[Records about charts and figures]
<<<<
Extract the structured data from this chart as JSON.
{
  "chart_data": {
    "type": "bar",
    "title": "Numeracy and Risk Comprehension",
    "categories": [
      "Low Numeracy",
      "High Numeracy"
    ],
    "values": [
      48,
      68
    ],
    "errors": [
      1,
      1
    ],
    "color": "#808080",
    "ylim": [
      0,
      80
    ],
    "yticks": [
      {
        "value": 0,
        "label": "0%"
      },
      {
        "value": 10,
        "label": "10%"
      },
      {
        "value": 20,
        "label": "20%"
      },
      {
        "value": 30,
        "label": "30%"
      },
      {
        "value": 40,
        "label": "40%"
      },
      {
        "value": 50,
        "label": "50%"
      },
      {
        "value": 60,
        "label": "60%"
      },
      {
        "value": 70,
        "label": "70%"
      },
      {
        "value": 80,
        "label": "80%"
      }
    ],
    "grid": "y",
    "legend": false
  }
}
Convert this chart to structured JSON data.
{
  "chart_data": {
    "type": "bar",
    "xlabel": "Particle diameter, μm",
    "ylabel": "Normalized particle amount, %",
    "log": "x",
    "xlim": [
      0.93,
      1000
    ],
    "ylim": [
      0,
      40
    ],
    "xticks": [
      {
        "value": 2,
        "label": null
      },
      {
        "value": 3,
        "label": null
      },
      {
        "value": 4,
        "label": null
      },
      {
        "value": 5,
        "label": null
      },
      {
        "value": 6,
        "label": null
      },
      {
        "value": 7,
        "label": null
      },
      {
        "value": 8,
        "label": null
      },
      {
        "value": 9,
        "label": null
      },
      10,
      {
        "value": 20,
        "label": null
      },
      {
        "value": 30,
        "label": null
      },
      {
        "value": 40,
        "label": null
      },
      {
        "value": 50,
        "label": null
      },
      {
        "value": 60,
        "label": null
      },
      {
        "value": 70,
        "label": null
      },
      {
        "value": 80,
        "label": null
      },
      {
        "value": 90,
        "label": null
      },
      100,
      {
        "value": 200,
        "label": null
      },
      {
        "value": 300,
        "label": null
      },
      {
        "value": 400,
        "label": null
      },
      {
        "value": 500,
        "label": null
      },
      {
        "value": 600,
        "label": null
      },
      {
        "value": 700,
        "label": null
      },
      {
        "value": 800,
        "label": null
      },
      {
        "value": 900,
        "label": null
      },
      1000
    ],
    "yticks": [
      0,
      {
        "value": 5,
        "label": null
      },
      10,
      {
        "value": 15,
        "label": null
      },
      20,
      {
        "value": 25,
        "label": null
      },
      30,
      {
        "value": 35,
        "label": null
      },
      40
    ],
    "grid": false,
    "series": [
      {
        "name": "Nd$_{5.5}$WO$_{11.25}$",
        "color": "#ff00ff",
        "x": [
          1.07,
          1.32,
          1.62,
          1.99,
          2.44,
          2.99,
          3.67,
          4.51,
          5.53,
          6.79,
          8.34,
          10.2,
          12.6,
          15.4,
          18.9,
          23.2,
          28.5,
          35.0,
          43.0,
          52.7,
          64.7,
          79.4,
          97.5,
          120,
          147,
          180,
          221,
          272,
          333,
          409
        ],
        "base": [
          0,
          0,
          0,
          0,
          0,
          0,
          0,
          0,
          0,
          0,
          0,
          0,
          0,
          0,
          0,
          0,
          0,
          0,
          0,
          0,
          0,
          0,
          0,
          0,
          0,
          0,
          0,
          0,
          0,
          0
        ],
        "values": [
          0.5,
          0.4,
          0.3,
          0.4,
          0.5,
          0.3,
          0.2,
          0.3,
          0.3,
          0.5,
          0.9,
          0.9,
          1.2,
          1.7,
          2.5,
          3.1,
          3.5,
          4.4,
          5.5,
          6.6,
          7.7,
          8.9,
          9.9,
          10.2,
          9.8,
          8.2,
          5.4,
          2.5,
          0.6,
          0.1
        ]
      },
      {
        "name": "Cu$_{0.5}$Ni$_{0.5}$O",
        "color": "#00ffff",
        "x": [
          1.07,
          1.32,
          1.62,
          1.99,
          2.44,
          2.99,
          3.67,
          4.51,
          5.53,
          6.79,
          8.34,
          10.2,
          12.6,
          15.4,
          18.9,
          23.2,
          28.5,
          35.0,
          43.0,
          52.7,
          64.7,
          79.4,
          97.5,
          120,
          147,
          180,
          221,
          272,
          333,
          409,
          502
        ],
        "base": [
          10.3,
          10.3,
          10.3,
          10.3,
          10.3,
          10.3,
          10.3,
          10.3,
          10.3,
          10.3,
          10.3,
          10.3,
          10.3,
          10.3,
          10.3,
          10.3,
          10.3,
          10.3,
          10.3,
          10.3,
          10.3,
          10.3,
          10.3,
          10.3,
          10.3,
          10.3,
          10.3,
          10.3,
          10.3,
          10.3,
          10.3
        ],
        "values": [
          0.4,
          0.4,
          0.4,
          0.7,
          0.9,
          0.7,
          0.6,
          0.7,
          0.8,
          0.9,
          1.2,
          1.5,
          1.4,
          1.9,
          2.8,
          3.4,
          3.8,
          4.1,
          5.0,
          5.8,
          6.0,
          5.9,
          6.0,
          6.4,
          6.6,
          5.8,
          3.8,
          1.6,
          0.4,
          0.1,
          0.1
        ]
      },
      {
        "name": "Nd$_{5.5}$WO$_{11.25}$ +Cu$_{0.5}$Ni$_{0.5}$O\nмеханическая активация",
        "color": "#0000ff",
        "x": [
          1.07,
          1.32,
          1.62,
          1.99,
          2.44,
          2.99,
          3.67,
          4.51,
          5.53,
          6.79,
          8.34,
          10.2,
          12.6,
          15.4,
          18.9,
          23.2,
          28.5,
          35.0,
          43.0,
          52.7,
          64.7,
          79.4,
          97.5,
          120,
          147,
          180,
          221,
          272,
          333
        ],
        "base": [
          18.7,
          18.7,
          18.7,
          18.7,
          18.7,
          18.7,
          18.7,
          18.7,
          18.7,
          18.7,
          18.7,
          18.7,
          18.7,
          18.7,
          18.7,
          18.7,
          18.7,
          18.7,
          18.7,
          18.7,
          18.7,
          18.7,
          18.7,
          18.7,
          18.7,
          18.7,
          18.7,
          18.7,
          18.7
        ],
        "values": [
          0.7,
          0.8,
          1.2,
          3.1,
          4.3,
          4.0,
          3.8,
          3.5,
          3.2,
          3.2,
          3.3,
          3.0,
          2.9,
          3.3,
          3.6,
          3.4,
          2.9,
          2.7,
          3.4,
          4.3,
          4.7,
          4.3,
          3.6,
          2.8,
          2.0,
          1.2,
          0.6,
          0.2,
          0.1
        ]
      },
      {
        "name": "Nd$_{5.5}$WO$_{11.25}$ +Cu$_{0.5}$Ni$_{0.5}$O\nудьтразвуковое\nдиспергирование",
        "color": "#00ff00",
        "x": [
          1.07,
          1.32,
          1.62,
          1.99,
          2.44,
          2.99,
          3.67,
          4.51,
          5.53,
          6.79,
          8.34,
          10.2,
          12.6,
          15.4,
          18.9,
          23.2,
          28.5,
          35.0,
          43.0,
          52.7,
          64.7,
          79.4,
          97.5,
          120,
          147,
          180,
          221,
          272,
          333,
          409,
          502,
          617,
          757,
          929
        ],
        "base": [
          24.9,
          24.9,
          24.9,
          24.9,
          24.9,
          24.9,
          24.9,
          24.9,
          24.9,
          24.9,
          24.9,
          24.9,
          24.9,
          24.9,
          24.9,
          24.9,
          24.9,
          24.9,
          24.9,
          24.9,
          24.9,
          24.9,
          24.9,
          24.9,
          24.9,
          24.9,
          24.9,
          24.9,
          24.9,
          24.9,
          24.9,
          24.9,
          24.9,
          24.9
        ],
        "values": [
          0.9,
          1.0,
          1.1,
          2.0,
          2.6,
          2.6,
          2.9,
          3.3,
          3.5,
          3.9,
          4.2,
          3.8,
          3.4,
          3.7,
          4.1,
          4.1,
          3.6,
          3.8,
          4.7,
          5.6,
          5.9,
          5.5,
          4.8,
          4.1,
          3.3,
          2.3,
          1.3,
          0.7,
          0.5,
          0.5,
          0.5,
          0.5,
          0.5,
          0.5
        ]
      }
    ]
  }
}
>>>>
▸ Instructions for the task
Report how many lines hold the string "Numeracy", giving the number and nothing else.

▸ Written solution
3